**DATA SECTION**
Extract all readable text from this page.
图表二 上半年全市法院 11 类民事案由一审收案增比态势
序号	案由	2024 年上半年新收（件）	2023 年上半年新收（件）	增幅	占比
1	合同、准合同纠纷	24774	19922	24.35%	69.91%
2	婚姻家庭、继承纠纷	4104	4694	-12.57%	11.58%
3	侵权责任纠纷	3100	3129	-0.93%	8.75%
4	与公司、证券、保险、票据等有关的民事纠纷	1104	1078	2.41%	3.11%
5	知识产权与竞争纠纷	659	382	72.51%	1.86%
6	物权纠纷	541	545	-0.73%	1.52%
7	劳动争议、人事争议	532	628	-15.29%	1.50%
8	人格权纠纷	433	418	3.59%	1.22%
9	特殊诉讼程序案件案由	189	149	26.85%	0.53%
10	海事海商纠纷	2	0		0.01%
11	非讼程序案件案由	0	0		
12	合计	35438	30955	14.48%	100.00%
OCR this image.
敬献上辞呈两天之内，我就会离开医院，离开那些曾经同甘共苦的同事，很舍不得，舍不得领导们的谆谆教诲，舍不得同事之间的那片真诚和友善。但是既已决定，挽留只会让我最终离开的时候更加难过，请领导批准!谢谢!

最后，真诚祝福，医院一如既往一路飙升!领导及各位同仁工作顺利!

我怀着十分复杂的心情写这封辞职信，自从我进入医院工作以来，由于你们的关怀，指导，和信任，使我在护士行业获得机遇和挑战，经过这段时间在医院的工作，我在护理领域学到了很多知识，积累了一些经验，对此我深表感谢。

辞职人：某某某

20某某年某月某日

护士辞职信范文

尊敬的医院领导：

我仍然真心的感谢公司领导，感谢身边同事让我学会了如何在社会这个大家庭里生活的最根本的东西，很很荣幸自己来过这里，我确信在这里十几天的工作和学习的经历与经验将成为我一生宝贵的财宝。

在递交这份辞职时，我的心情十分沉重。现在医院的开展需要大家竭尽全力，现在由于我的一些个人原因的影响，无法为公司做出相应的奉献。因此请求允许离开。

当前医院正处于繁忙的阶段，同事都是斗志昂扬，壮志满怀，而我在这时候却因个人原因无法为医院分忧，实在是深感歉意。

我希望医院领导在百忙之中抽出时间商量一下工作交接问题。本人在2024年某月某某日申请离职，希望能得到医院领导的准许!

**STATED PROBLEM**
Report each line in the preceding entries that holds the string "this".

**CORRECT RESULT**
Extract all readable text from this page.
OCR this image.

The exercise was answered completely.